(Work to be completed):
Retype each entry below, keeping every character the same.

(Excerpts from a figure dataset)
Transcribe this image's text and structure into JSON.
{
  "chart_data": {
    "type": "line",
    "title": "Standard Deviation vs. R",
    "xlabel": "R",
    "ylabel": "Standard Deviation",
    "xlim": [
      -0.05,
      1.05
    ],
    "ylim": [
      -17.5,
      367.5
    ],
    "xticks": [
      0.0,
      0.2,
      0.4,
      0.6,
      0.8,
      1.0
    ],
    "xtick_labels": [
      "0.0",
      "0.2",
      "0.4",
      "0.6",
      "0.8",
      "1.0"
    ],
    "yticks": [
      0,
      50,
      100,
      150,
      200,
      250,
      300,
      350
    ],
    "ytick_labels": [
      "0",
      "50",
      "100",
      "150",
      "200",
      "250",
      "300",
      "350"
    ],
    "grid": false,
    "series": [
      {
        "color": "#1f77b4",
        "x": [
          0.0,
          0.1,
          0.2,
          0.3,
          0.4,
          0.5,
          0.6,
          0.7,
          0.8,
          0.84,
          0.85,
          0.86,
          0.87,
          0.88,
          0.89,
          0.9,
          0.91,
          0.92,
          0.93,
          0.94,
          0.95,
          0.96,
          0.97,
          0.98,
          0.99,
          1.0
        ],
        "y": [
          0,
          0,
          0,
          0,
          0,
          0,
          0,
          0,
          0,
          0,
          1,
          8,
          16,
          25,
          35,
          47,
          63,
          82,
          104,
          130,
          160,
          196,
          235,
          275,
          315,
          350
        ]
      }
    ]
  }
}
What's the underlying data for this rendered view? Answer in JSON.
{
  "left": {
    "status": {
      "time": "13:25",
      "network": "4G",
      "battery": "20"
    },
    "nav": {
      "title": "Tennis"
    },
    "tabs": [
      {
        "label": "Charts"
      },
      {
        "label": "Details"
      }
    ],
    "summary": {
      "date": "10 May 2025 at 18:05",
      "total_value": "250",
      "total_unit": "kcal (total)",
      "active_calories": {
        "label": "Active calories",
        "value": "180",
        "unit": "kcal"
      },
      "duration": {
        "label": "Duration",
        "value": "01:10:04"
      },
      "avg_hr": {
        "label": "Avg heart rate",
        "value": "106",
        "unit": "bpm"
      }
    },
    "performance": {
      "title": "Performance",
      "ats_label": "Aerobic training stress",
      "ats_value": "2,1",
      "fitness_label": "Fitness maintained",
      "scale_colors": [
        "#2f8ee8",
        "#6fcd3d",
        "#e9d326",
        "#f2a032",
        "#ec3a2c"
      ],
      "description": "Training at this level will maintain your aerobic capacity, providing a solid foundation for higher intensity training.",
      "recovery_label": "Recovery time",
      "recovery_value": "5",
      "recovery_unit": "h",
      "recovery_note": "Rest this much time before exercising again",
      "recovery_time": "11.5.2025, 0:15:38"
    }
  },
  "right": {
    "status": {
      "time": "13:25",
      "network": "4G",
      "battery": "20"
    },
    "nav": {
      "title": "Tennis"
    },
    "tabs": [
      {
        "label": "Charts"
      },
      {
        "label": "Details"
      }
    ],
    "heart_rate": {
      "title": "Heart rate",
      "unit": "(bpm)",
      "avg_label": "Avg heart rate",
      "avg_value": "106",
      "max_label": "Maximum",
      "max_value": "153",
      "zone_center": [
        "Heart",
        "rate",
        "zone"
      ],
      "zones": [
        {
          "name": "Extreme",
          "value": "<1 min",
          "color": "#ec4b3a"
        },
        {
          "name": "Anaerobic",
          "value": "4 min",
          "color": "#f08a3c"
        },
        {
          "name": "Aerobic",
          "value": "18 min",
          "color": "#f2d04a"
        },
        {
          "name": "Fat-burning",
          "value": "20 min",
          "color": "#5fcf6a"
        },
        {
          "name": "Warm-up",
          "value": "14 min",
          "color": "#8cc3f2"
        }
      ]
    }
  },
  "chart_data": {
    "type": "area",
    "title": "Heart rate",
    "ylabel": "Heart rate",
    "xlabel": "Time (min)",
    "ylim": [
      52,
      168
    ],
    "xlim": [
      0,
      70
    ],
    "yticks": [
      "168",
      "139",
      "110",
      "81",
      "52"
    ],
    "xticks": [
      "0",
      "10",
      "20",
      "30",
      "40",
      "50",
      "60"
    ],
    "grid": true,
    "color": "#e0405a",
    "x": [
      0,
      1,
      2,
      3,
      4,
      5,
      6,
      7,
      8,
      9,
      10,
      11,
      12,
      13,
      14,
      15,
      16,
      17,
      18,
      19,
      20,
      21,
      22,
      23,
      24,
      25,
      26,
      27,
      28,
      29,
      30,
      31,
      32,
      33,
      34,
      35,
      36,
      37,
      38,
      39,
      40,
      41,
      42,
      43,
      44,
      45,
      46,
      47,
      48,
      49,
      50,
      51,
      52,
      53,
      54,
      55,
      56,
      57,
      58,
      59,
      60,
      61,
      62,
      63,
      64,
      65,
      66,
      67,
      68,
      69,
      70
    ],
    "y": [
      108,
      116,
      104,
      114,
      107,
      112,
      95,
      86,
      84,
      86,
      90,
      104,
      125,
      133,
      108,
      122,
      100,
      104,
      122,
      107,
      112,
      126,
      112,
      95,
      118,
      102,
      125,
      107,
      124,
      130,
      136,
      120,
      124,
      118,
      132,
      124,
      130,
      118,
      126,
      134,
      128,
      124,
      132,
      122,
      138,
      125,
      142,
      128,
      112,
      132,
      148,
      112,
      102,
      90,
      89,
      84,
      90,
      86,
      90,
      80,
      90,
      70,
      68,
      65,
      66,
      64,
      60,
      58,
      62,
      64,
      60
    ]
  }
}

(Exercise solution):
Transcribe this image's text and structure into JSON.
{
  "chart_data": {
    "type": "line",
    "title": "Standard Deviation vs. R",
    "xlabel": "R",
    "ylabel": "Standard Deviation",
    "xlim": [
      -0.05,
      1.05
    ],
    "ylim": [
      -17.5,
      367.5
    ],
    "xticks": [
      0.0,
      0.2,
      0.4,
      0.6,
      0.8,
      1.0
    ],
    "xtick_labels": [
      "0.0",
      "0.2",
      "0.4",
      "0.6",
      "0.8",
      "1.0"
    ],
    "yticks": [
      0,
      50,
      100,
      150,
      200,
      250,
      300,
      350
    ],
    "ytick_labels": [
      "0",
      "50",
      "100",
      "150",
      "200",
      "250",
      "300",
      "350"
    ],
    "grid": false,
    "series": [
      {
        "color": "#1f77b4",
        "x": [
          0.0,
          0.1,
          0.2,
          0.3,
          0.4,
          0.5,
          0.6,
          0.7,
          0.8,
          0.84,
          0.85,
          0.86,
          0.87,
          0.88,
          0.89,
          0.9,
          0.91,
          0.92,
          0.93,
          0.94,
          0.95,
          0.96,
          0.97,
          0.98,
          0.99,
          1.0
        ],
        "y": [
          0,
          0,
          0,
          0,
          0,
          0,
          0,
          0,
          0,
          0,
          1,
          8,
          16,
          25,
          35,
          47,
          63,
          82,
          104,
          130,
          160,
          196,
          235,
          275,
          315,
          350
        ]
      }
    ]
  }
}
What's the underlying data for this rendered view? Answer in JSON.
{
  "left": {
    "status": {
      "time": "13:25",
      "network": "4G",
      "battery": "20"
    },
    "nav": {
      "title": "Tennis"
    },
    "tabs": [
      {
        "label": "Charts"
      },
      {
        "label": "Details"
      }
    ],
    "summary": {
      "date": "10 May 2025 at 18:05",
      "total_value": "250",
      "total_unit": "kcal (total)",
      "active_calories": {
        "label": "Active calories",
        "value": "180",
        "unit": "kcal"
      },
      "duration": {
        "label": "Duration",
        "value": "01:10:04"
      },
      "avg_hr": {
        "label": "Avg heart rate",
        "value": "106",
        "unit": "bpm"
      }
    },
    "performance": {
      "title": "Performance",
      "ats_label": "Aerobic training stress",
      "ats_value": "2,1",
      "fitness_label": "Fitness maintained",
      "scale_colors": [
        "#2f8ee8",
        "#6fcd3d",
        "#e9d326",
        "#f2a032",
        "#ec3a2c"
      ],
      "description": "Training at this level will maintain your aerobic capacity, providing a solid foundation for higher intensity training.",
      "recovery_label": "Recovery time",
      "recovery_value": "5",
      "recovery_unit": "h",
      "recovery_note": "Rest this much time before exercising again",
      "recovery_time": "11.5.2025, 0:15:38"
    }
  },
  "right": {
    "status": {
      "time": "13:25",
      "network": "4G",
      "battery": "20"
    },
    "nav": {
      "title": "Tennis"
    },
    "tabs": [
      {
        "label": "Charts"
      },
      {
        "label": "Details"
      }
    ],
    "heart_rate": {
      "title": "Heart rate",
      "unit": "(bpm)",
      "avg_label": "Avg heart rate",
      "avg_value": "106",
      "max_label": "Maximum",
      "max_value": "153",
      "zone_center": [
        "Heart",
        "rate",
        "zone"
      ],
      "zones": [
        {
          "name": "Extreme",
          "value": "<1 min",
          "color": "#ec4b3a"
        },
        {
          "name": "Anaerobic",
          "value": "4 min",
          "color": "#f08a3c"
        },
        {
          "name": "Aerobic",
          "value": "18 min",
          "color": "#f2d04a"
        },
        {
          "name": "Fat-burning",
          "value": "20 min",
          "color": "#5fcf6a"
        },
        {
          "name": "Warm-up",
          "value": "14 min",
          "color": "#8cc3f2"
        }
      ]
    }
  },
  "chart_data": {
    "type": "area",
    "title": "Heart rate",
    "ylabel": "Heart rate",
    "xlabel": "Time (min)",
    "ylim": [
      52,
      168
    ],
    "xlim": [
      0,
      70
    ],
    "yticks": [
      "168",
      "139",
      "110",
      "81",
      "52"
    ],
    "xticks": [
      "0",
      "10",
      "20",
      "30",
      "40",
      "50",
      "60"
    ],
    "grid": true,
    "color": "#e0405a",
    "x": [
      0,
      1,
      2,
      3,
      4,
      5,
      6,
      7,
      8,
      9,
      10,
      11,
      12,
      13,
      14,
      15,
      16,
      17,
      18,
      19,
      20,
      21,
      22,
      23,
      24,
      25,
      26,
      27,
      28,
      29,
      30,
      31,
      32,
      33,
      34,
      35,
      36,
      37,
      38,
      39,
      40,
      41,
      42,
      43,
      44,
      45,
      46,
      47,
      48,
      49,
      50,
      51,
      52,
      53,
      54,
      55,
      56,
      57,
      58,
      59,
      60,
      61,
      62,
      63,
      64,
      65,
      66,
      67,
      68,
      69,
      70
    ],
    "y": [
      108,
      116,
      104,
      114,
      107,
      112,
      95,
      86,
      84,
      86,
      90,
      104,
      125,
      133,
      108,
      122,
      100,
      104,
      122,
      107,
      112,
      126,
      112,
      95,
      118,
      102,
      125,
      107,
      124,
      130,
      136,
      120,
      124,
      118,
      132,
      124,
      130,
      118,
      126,
      134,
      128,
      124,
      132,
      122,
      138,
      125,
      142,
      128,
      112,
      132,
      148,
      112,
      102,
      90,
      89,
      84,
      90,
      86,
      90,
      80,
      90,
      70,
      68,
      65,
      66,
      64,
      60,
      58,
      62,
      64,
      60
    ]
  }
}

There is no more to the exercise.